## Exercise details
Only a number is wanted: how many lines in the records below contain "text"?

## Provided data
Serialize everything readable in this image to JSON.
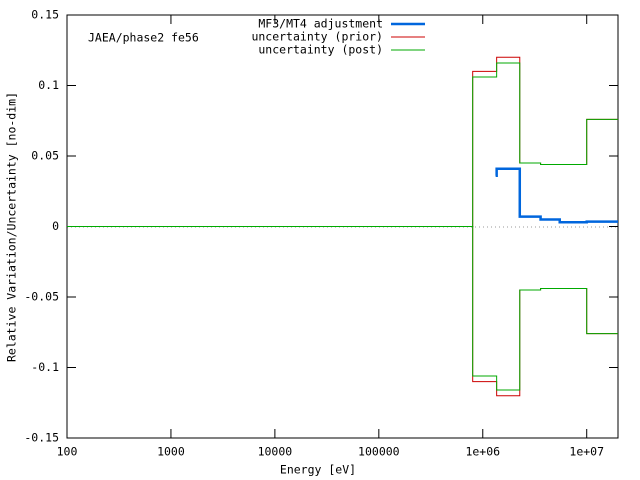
{
  "chart_data": {
    "type": "line",
    "title": "JAEA/phase2 fe56",
    "x_label": "Energy [eV]",
    "y_label": "Relative Variation/Uncertainty [no-dim]",
    "xscale": "log",
    "line_style": "steps",
    "xlim": [
      100,
      20000000
    ],
    "xticks": [
      100,
      1000,
      10000,
      100000,
      {
        "value": 1000000,
        "label": "1e+06"
      },
      {
        "value": 10000000,
        "label": "1e+07"
      }
    ],
    "ylim": [
      -0.15,
      0.15
    ],
    "yticks": [
      0.15,
      0.1,
      0.05,
      0,
      -0.05,
      -0.1,
      -0.15
    ],
    "legend": "top-center",
    "series": [
      {
        "name": "MF3/MT4 adjustment",
        "color": "#0066dd",
        "width": 2.5,
        "x": [
          1330000,
          1360000,
          2270000,
          3600000,
          5500000,
          10000000,
          20000000
        ],
        "values": [
          0.036,
          0.041,
          0.007,
          0.005,
          0.003,
          0.0035,
          0.0035
        ]
      },
      {
        "name": "uncertainty (prior)",
        "color": "#cc0000",
        "width": 1,
        "x": [
          100,
          800000,
          1360000,
          2270000,
          3600000,
          10000000,
          20000000
        ],
        "values": [
          0,
          0.11,
          0.12,
          0.045,
          0.044,
          0.076,
          0.076
        ],
        "lower_values": [
          0,
          -0.11,
          -0.12,
          -0.045,
          -0.044,
          -0.076,
          -0.076
        ]
      },
      {
        "name": "uncertainty (post)",
        "color": "#00aa00",
        "width": 1,
        "x": [
          100,
          800000,
          1360000,
          2270000,
          3600000,
          10000000,
          20000000
        ],
        "values": [
          0,
          0.106,
          0.116,
          0.045,
          0.044,
          0.076,
          0.076
        ],
        "lower_values": [
          0,
          -0.106,
          -0.116,
          -0.045,
          -0.044,
          -0.076,
          -0.076
        ]
      }
    ]
  }
}
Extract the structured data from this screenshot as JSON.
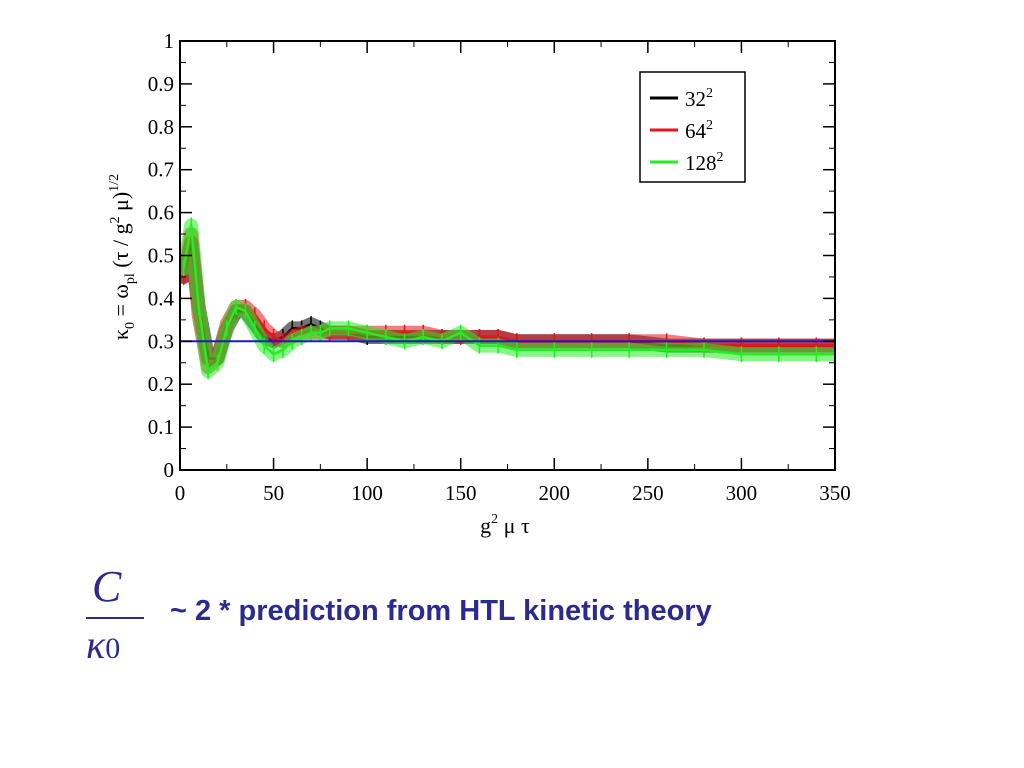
{
  "chart_data": {
    "type": "line",
    "xlabel": "g",
    "xlabel_sup": "2",
    "xlabel_rest": "μ τ",
    "ylabel": "κ0 = ωpl (τ / g2 μ)1/2",
    "ylabel_parts": {
      "kappa": "κ",
      "kappa_sub": "0",
      "eq": " = ω",
      "omega_sub": "pl",
      "paren": " (τ / g",
      "g_sup": "2",
      "close": " μ)",
      "exp": "1/2"
    },
    "xlim": [
      0,
      350
    ],
    "ylim": [
      0,
      1
    ],
    "x_ticks": [
      "0",
      "50",
      "100",
      "150",
      "200",
      "250",
      "300",
      "350"
    ],
    "y_ticks": [
      "0",
      "0.1",
      "0.2",
      "0.3",
      "0.4",
      "0.5",
      "0.6",
      "0.7",
      "0.8",
      "0.9",
      "1"
    ],
    "grid": false,
    "legend_position": "top-right",
    "reference_line": {
      "y": 0.3,
      "color": "#1a1acc"
    },
    "series": [
      {
        "name": "32",
        "name_sup": "2",
        "color": "#000000",
        "x": [
          2,
          6,
          10,
          15,
          20,
          25,
          30,
          35,
          40,
          45,
          50,
          55,
          60,
          65,
          70,
          75,
          80,
          90,
          100,
          110,
          120,
          130,
          140,
          150,
          160,
          170,
          180,
          200,
          220,
          240,
          260,
          280,
          300,
          320,
          340,
          350
        ],
        "y": [
          0.45,
          0.53,
          0.38,
          0.26,
          0.26,
          0.33,
          0.37,
          0.37,
          0.34,
          0.31,
          0.3,
          0.31,
          0.33,
          0.33,
          0.34,
          0.33,
          0.32,
          0.32,
          0.31,
          0.31,
          0.31,
          0.31,
          0.31,
          0.31,
          0.31,
          0.31,
          0.3,
          0.3,
          0.3,
          0.3,
          0.29,
          0.29,
          0.29,
          0.29,
          0.29,
          0.29
        ]
      },
      {
        "name": "64",
        "name_sup": "2",
        "color": "#e8141b",
        "x": [
          2,
          6,
          10,
          15,
          20,
          25,
          30,
          35,
          40,
          45,
          50,
          55,
          60,
          65,
          70,
          75,
          80,
          90,
          100,
          110,
          120,
          130,
          140,
          150,
          160,
          170,
          180,
          200,
          220,
          240,
          260,
          280,
          300,
          320,
          340,
          350
        ],
        "y": [
          0.45,
          0.55,
          0.36,
          0.24,
          0.26,
          0.34,
          0.38,
          0.38,
          0.36,
          0.33,
          0.31,
          0.3,
          0.31,
          0.32,
          0.32,
          0.32,
          0.32,
          0.32,
          0.32,
          0.32,
          0.32,
          0.32,
          0.31,
          0.31,
          0.31,
          0.31,
          0.3,
          0.3,
          0.3,
          0.3,
          0.3,
          0.29,
          0.29,
          0.29,
          0.29,
          0.29
        ]
      },
      {
        "name": "128",
        "name_sup": "2",
        "color": "#22ee22",
        "x": [
          2,
          6,
          10,
          15,
          20,
          25,
          30,
          35,
          40,
          45,
          50,
          55,
          60,
          65,
          70,
          75,
          80,
          90,
          100,
          110,
          120,
          130,
          140,
          150,
          160,
          170,
          180,
          200,
          220,
          240,
          260,
          280,
          300,
          320,
          340,
          350
        ],
        "y": [
          0.47,
          0.57,
          0.38,
          0.23,
          0.25,
          0.33,
          0.38,
          0.37,
          0.33,
          0.29,
          0.27,
          0.28,
          0.3,
          0.31,
          0.32,
          0.32,
          0.33,
          0.33,
          0.32,
          0.31,
          0.3,
          0.31,
          0.3,
          0.32,
          0.29,
          0.29,
          0.28,
          0.28,
          0.28,
          0.28,
          0.28,
          0.28,
          0.27,
          0.27,
          0.27,
          0.27
        ]
      }
    ]
  },
  "caption": {
    "fraction_numerator": "C",
    "fraction_denominator": "κ",
    "fraction_denominator_sub": "0",
    "text": "~ 2 * prediction from HTL kinetic theory",
    "color": "#2b2b8f"
  }
}
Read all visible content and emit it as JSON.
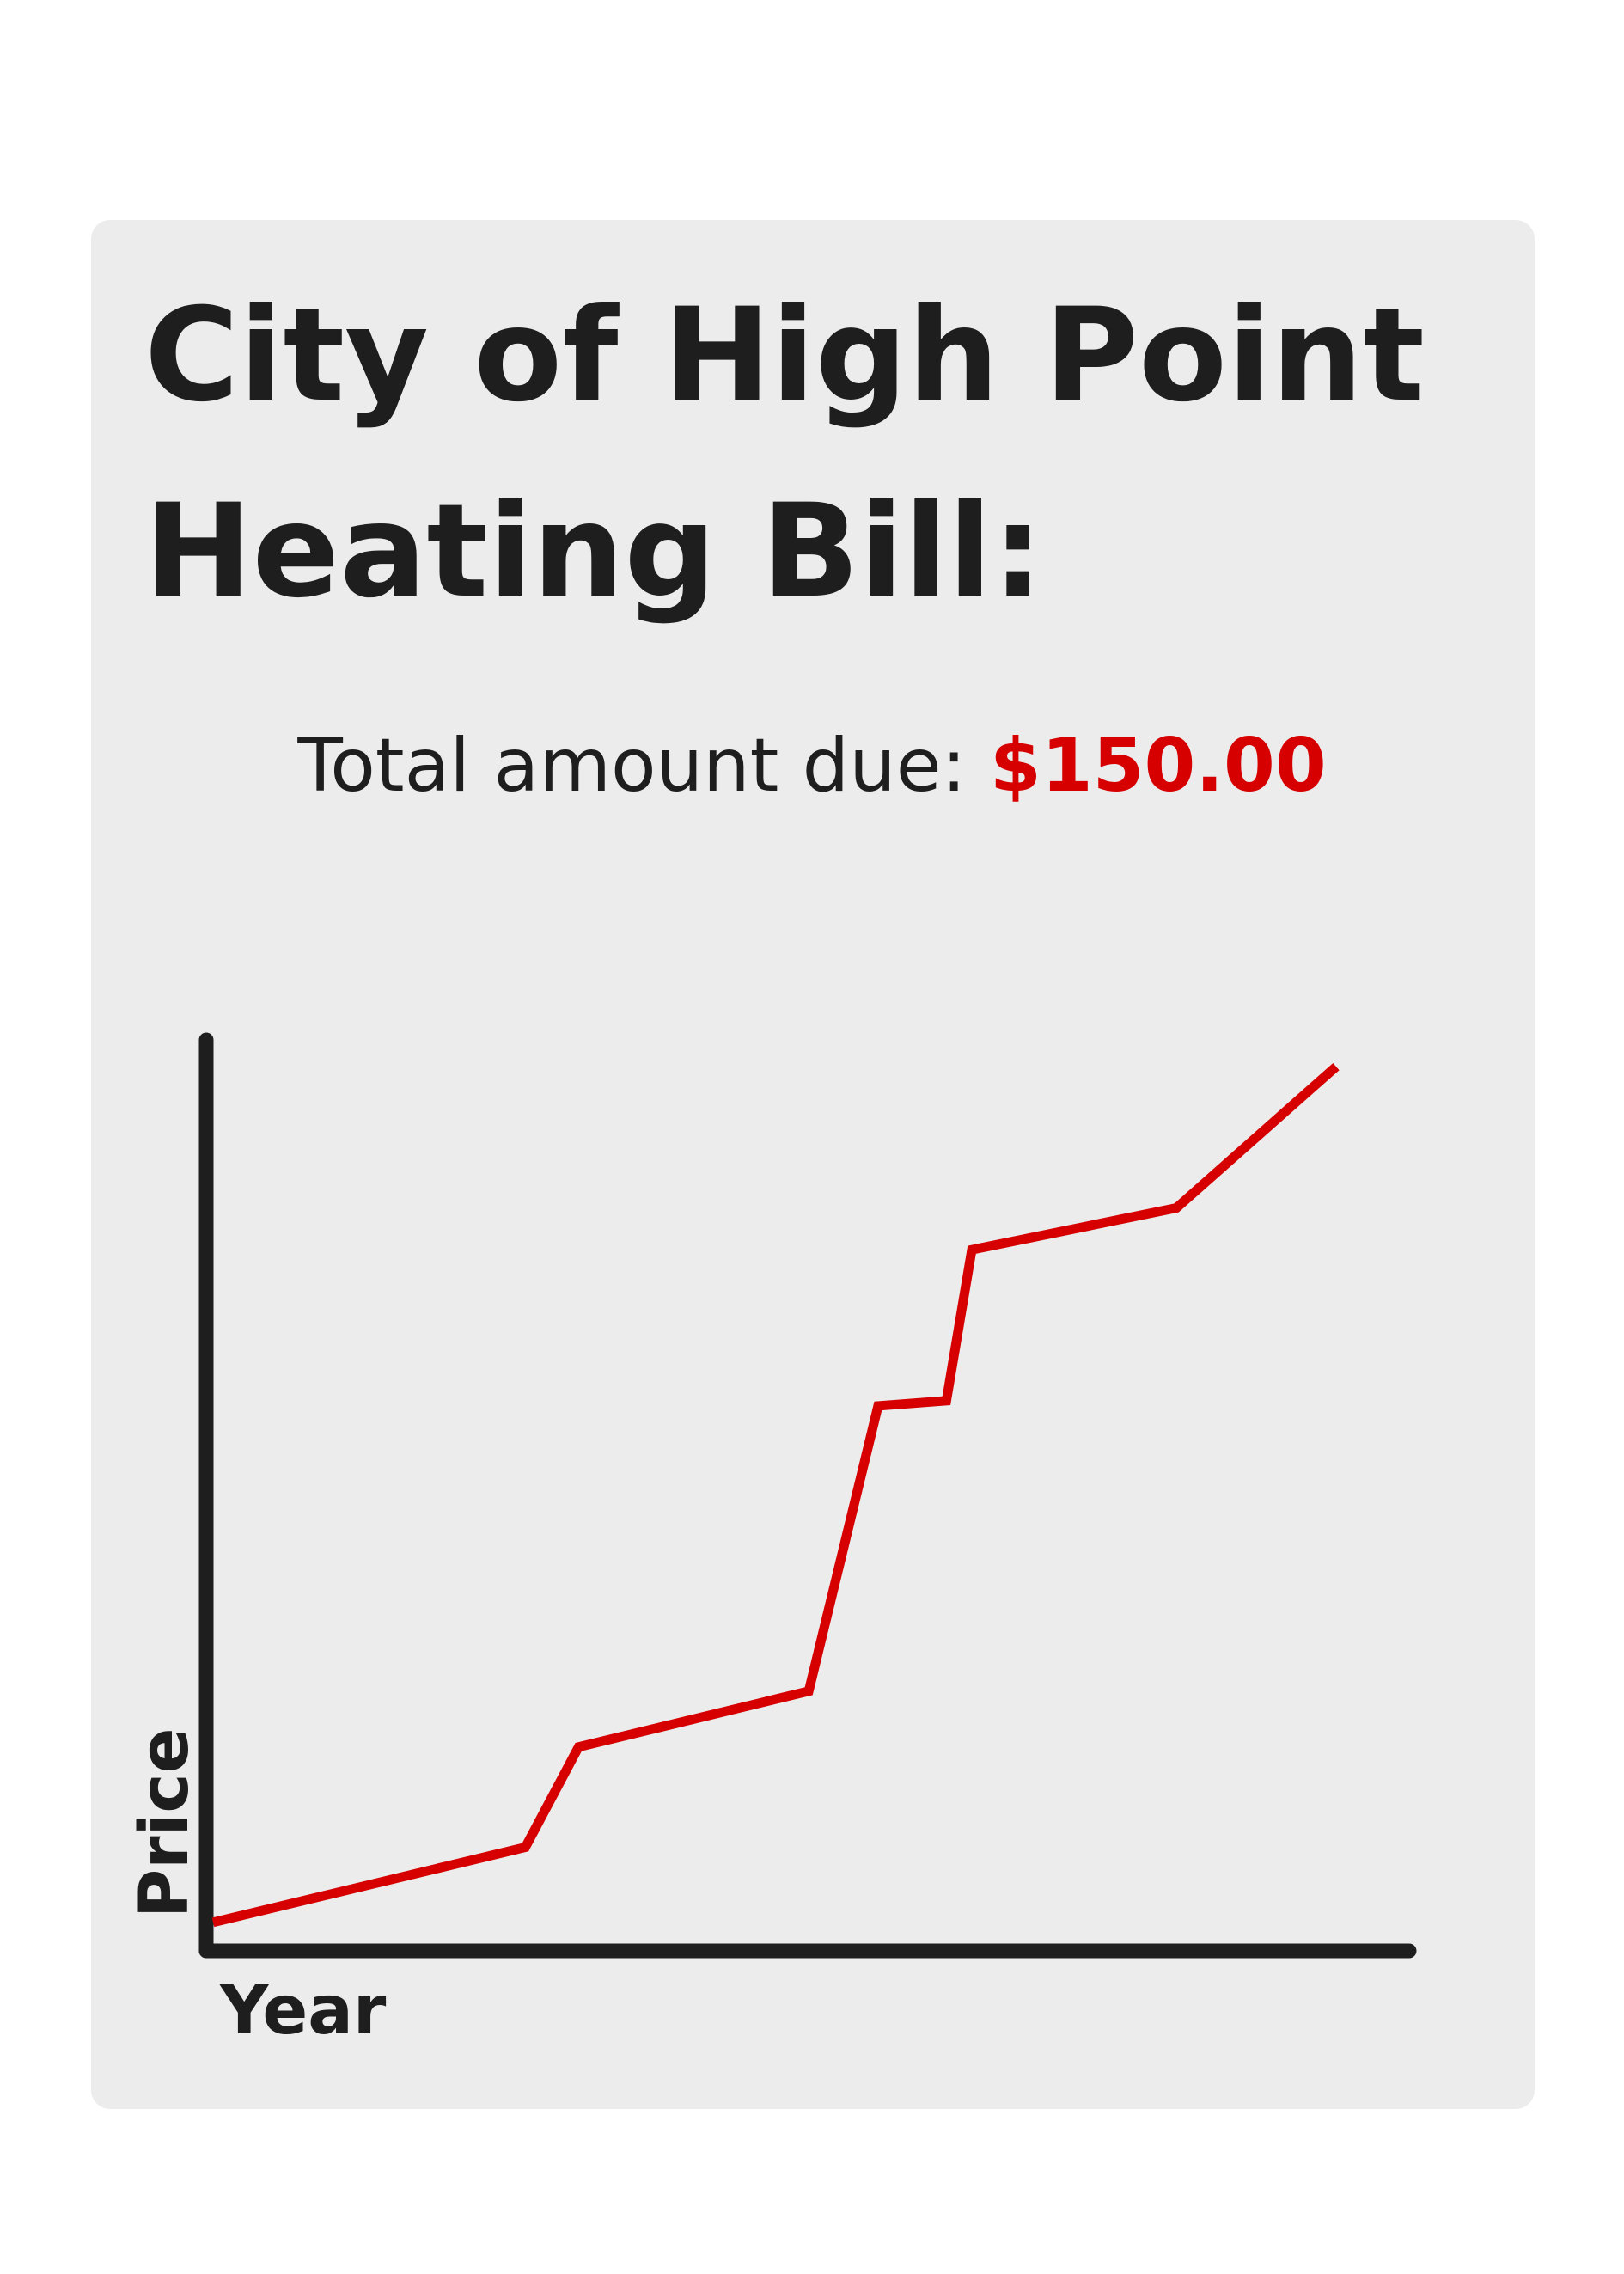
{
  "title_line1": "City of High Point",
  "title_line2": "Heating Bill:",
  "amount_label": "Total amount due:",
  "amount_value": "$150.00",
  "colors": {
    "card": "#ececed",
    "text": "#1e1e1e",
    "accent": "#d60000"
  },
  "chart_data": {
    "type": "line",
    "xlabel": "Year",
    "ylabel": "Price",
    "grid": false,
    "ticks": false,
    "xlim": [
      0,
      100
    ],
    "ylim": [
      0,
      100
    ],
    "series": [
      {
        "values_x": [
          0,
          27,
          31.6,
          51.5,
          57.5,
          63.4,
          65.6,
          83.3,
          97.1
        ],
        "values_y": [
          1.3,
          9.9,
          21.4,
          27.8,
          60.5,
          61.1,
          78.4,
          83.2,
          99.4
        ]
      }
    ]
  }
}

## Output for this exercise
2